══ DATA ROWS ══

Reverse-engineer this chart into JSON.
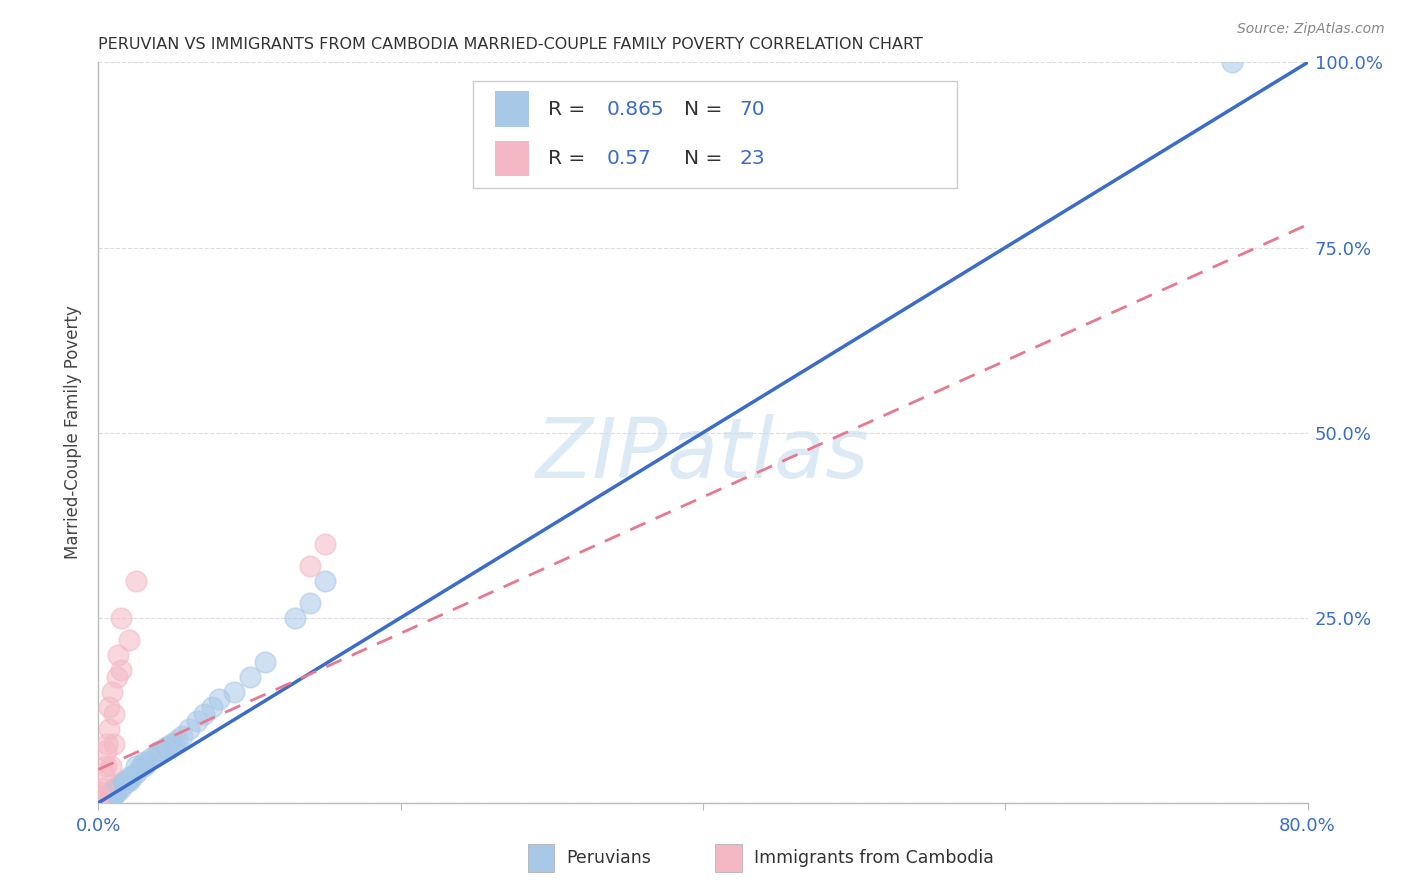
{
  "title": "PERUVIAN VS IMMIGRANTS FROM CAMBODIA MARRIED-COUPLE FAMILY POVERTY CORRELATION CHART",
  "source": "Source: ZipAtlas.com",
  "ylabel": "Married-Couple Family Poverty",
  "xlim": [
    0.0,
    0.8
  ],
  "ylim": [
    0.0,
    1.0
  ],
  "blue_R": 0.865,
  "blue_N": 70,
  "pink_R": 0.57,
  "pink_N": 23,
  "blue_color": "#a8c8e8",
  "pink_color": "#f4b8c4",
  "blue_line_color": "#3a6cc8",
  "pink_line_color": "#e87890",
  "legend_label_blue": "Peruvians",
  "legend_label_pink": "Immigrants from Cambodia",
  "watermark": "ZIPatlas",
  "blue_slope": 1.25,
  "blue_intercept": 0.0,
  "pink_slope": 0.92,
  "pink_intercept": 0.045,
  "blue_scatter_x": [
    0.0,
    0.0,
    0.0,
    0.0,
    0.0,
    0.003,
    0.003,
    0.003,
    0.003,
    0.005,
    0.005,
    0.005,
    0.005,
    0.005,
    0.006,
    0.006,
    0.006,
    0.007,
    0.007,
    0.007,
    0.008,
    0.008,
    0.008,
    0.008,
    0.009,
    0.009,
    0.01,
    0.01,
    0.01,
    0.01,
    0.012,
    0.012,
    0.013,
    0.014,
    0.015,
    0.015,
    0.016,
    0.017,
    0.018,
    0.019,
    0.02,
    0.02,
    0.022,
    0.025,
    0.025,
    0.028,
    0.03,
    0.03,
    0.032,
    0.035,
    0.038,
    0.04,
    0.042,
    0.045,
    0.048,
    0.05,
    0.052,
    0.055,
    0.06,
    0.065,
    0.07,
    0.075,
    0.08,
    0.09,
    0.1,
    0.11,
    0.13,
    0.14,
    0.15,
    0.75
  ],
  "blue_scatter_y": [
    0.0,
    0.0,
    0.0,
    0.005,
    0.005,
    0.0,
    0.0,
    0.005,
    0.005,
    0.0,
    0.0,
    0.005,
    0.005,
    0.01,
    0.005,
    0.005,
    0.01,
    0.005,
    0.01,
    0.01,
    0.005,
    0.01,
    0.01,
    0.015,
    0.01,
    0.015,
    0.01,
    0.015,
    0.015,
    0.02,
    0.015,
    0.02,
    0.02,
    0.025,
    0.02,
    0.025,
    0.025,
    0.03,
    0.03,
    0.03,
    0.03,
    0.035,
    0.035,
    0.04,
    0.05,
    0.05,
    0.05,
    0.055,
    0.055,
    0.06,
    0.065,
    0.07,
    0.07,
    0.075,
    0.08,
    0.08,
    0.085,
    0.09,
    0.1,
    0.11,
    0.12,
    0.13,
    0.14,
    0.15,
    0.17,
    0.19,
    0.25,
    0.27,
    0.3,
    1.0
  ],
  "pink_scatter_x": [
    0.0,
    0.0,
    0.0,
    0.0,
    0.003,
    0.004,
    0.005,
    0.005,
    0.006,
    0.007,
    0.007,
    0.008,
    0.009,
    0.01,
    0.01,
    0.012,
    0.013,
    0.015,
    0.015,
    0.02,
    0.025,
    0.14,
    0.15
  ],
  "pink_scatter_y": [
    0.0,
    0.005,
    0.01,
    0.015,
    0.02,
    0.04,
    0.05,
    0.07,
    0.08,
    0.1,
    0.13,
    0.05,
    0.15,
    0.08,
    0.12,
    0.17,
    0.2,
    0.18,
    0.25,
    0.22,
    0.3,
    0.32,
    0.35
  ]
}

═══

Omit every picture, then repeat the remaining data exactly as it appears above.

Reverse-engineer this chart into JSON.
{
  "title": "PERUVIAN VS IMMIGRANTS FROM CAMBODIA MARRIED-COUPLE FAMILY POVERTY CORRELATION CHART",
  "source": "Source: ZipAtlas.com",
  "ylabel": "Married-Couple Family Poverty",
  "xlim": [
    0.0,
    0.8
  ],
  "ylim": [
    0.0,
    1.0
  ],
  "blue_R": 0.865,
  "blue_N": 70,
  "pink_R": 0.57,
  "pink_N": 23,
  "blue_color": "#a8c8e8",
  "pink_color": "#f4b8c4",
  "blue_line_color": "#3a6cc8",
  "pink_line_color": "#e87890",
  "legend_label_blue": "Peruvians",
  "legend_label_pink": "Immigrants from Cambodia",
  "watermark": "ZIPatlas",
  "blue_slope": 1.25,
  "blue_intercept": 0.0,
  "pink_slope": 0.92,
  "pink_intercept": 0.045,
  "blue_scatter_x": [
    0.0,
    0.0,
    0.0,
    0.0,
    0.0,
    0.003,
    0.003,
    0.003,
    0.003,
    0.005,
    0.005,
    0.005,
    0.005,
    0.005,
    0.006,
    0.006,
    0.006,
    0.007,
    0.007,
    0.007,
    0.008,
    0.008,
    0.008,
    0.008,
    0.009,
    0.009,
    0.01,
    0.01,
    0.01,
    0.01,
    0.012,
    0.012,
    0.013,
    0.014,
    0.015,
    0.015,
    0.016,
    0.017,
    0.018,
    0.019,
    0.02,
    0.02,
    0.022,
    0.025,
    0.025,
    0.028,
    0.03,
    0.03,
    0.032,
    0.035,
    0.038,
    0.04,
    0.042,
    0.045,
    0.048,
    0.05,
    0.052,
    0.055,
    0.06,
    0.065,
    0.07,
    0.075,
    0.08,
    0.09,
    0.1,
    0.11,
    0.13,
    0.14,
    0.15,
    0.75
  ],
  "blue_scatter_y": [
    0.0,
    0.0,
    0.0,
    0.005,
    0.005,
    0.0,
    0.0,
    0.005,
    0.005,
    0.0,
    0.0,
    0.005,
    0.005,
    0.01,
    0.005,
    0.005,
    0.01,
    0.005,
    0.01,
    0.01,
    0.005,
    0.01,
    0.01,
    0.015,
    0.01,
    0.015,
    0.01,
    0.015,
    0.015,
    0.02,
    0.015,
    0.02,
    0.02,
    0.025,
    0.02,
    0.025,
    0.025,
    0.03,
    0.03,
    0.03,
    0.03,
    0.035,
    0.035,
    0.04,
    0.05,
    0.05,
    0.05,
    0.055,
    0.055,
    0.06,
    0.065,
    0.07,
    0.07,
    0.075,
    0.08,
    0.08,
    0.085,
    0.09,
    0.1,
    0.11,
    0.12,
    0.13,
    0.14,
    0.15,
    0.17,
    0.19,
    0.25,
    0.27,
    0.3,
    1.0
  ],
  "pink_scatter_x": [
    0.0,
    0.0,
    0.0,
    0.0,
    0.003,
    0.004,
    0.005,
    0.005,
    0.006,
    0.007,
    0.007,
    0.008,
    0.009,
    0.01,
    0.01,
    0.012,
    0.013,
    0.015,
    0.015,
    0.02,
    0.025,
    0.14,
    0.15
  ],
  "pink_scatter_y": [
    0.0,
    0.005,
    0.01,
    0.015,
    0.02,
    0.04,
    0.05,
    0.07,
    0.08,
    0.1,
    0.13,
    0.05,
    0.15,
    0.08,
    0.12,
    0.17,
    0.2,
    0.18,
    0.25,
    0.22,
    0.3,
    0.32,
    0.35
  ]
}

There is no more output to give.